━━━━━ Given information ━━━━━

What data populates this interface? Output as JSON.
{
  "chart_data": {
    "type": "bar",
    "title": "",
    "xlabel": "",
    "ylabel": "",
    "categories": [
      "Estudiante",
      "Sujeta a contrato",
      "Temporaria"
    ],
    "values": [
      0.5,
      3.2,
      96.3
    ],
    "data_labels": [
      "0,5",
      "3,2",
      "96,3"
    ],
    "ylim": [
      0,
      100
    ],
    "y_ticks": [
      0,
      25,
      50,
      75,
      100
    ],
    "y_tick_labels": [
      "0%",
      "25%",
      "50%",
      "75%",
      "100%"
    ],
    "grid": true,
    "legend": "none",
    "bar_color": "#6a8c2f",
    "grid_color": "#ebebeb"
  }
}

━━━━━
━━━━━ Given information ━━━━━

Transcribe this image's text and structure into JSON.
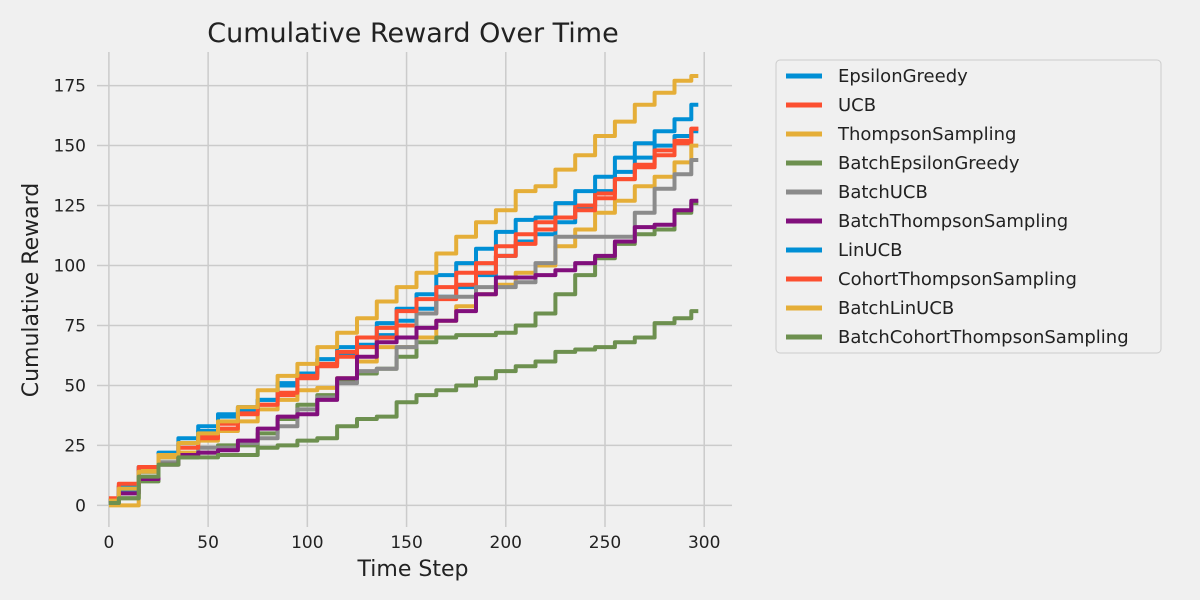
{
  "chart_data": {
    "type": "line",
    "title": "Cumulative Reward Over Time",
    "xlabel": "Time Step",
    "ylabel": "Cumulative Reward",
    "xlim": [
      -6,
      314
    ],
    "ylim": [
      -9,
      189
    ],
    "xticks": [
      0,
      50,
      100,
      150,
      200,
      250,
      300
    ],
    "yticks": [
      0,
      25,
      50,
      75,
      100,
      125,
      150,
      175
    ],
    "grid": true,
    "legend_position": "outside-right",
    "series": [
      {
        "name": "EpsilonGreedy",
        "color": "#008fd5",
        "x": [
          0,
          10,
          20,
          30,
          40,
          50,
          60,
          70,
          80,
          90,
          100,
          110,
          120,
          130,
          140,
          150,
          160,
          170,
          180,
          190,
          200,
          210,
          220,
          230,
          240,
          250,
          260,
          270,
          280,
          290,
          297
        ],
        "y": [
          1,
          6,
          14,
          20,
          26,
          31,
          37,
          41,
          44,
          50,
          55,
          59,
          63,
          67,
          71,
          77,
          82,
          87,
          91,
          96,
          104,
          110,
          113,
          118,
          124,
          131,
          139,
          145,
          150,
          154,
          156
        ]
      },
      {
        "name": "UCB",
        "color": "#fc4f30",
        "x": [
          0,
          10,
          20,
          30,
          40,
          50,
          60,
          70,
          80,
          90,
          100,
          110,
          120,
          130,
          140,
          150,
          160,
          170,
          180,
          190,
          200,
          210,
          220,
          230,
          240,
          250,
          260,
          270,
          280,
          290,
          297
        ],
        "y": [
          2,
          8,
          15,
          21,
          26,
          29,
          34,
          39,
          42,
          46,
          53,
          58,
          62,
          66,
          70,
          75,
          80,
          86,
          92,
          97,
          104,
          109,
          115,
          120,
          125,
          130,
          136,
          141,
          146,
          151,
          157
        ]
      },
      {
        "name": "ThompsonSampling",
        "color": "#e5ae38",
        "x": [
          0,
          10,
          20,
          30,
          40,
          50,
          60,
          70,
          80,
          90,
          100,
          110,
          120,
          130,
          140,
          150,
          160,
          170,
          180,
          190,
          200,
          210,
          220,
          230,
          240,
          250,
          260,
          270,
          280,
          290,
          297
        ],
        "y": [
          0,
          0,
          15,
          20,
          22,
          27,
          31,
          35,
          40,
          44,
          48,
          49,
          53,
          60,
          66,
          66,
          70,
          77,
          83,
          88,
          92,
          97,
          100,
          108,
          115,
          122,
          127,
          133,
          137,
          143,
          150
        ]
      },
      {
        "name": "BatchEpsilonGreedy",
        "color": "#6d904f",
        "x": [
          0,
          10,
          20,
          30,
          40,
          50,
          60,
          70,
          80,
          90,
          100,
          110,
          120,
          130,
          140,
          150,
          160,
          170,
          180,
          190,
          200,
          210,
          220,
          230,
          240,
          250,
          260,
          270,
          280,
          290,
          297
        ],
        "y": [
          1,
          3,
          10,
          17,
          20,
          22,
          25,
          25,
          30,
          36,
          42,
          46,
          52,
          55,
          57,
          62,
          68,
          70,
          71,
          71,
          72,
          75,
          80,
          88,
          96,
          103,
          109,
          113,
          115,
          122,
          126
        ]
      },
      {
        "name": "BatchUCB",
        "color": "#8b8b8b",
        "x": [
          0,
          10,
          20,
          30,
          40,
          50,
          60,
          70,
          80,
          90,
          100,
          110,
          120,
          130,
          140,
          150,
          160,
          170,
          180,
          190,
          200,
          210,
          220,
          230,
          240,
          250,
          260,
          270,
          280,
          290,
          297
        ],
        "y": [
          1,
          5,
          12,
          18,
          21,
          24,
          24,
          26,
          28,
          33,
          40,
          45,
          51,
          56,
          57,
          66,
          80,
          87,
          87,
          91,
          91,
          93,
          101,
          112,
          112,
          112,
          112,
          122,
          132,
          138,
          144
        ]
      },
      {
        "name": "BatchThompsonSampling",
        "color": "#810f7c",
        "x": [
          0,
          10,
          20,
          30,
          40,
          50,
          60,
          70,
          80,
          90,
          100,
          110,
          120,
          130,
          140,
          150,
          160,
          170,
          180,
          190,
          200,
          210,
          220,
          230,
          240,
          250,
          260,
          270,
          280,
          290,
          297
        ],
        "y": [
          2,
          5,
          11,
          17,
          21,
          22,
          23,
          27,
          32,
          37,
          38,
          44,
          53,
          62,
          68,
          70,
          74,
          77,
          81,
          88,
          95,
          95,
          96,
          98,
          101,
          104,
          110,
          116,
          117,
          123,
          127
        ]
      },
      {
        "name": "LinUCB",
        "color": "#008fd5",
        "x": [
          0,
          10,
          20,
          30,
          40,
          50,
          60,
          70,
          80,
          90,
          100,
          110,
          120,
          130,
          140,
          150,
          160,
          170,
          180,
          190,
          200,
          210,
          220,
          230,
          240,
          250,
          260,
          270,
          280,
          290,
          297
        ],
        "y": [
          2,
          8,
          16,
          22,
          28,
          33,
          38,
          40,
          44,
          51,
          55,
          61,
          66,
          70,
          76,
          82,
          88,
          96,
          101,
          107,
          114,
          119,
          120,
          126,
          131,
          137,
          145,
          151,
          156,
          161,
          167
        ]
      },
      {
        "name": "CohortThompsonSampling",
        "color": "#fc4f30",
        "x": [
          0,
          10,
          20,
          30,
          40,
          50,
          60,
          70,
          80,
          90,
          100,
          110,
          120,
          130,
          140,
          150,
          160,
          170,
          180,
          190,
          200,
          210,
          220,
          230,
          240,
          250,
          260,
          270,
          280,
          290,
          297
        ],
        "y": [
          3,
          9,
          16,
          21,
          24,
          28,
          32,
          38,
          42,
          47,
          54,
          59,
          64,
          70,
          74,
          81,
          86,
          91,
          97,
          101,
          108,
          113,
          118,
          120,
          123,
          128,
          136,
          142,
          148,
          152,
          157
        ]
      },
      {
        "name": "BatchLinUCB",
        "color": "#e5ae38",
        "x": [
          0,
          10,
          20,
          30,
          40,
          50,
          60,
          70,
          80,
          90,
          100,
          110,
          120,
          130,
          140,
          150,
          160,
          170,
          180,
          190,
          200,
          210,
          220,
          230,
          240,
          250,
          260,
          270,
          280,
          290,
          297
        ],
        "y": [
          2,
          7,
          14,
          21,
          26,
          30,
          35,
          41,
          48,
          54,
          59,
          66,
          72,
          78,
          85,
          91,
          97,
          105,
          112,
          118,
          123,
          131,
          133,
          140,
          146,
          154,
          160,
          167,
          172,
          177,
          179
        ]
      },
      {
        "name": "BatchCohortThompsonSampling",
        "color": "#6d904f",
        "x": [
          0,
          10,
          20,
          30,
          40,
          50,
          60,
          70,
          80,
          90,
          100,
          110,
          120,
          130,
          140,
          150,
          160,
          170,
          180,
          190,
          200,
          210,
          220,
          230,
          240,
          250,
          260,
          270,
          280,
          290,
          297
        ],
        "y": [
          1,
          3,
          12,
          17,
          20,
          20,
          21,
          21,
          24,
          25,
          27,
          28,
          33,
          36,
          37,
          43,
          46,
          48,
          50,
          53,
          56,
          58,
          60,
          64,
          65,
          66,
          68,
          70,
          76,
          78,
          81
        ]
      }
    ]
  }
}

━━━━━

» **Exercise directions**
Provide only the number of lines in the entries that hold the word "this".

» **Exercise solution**
2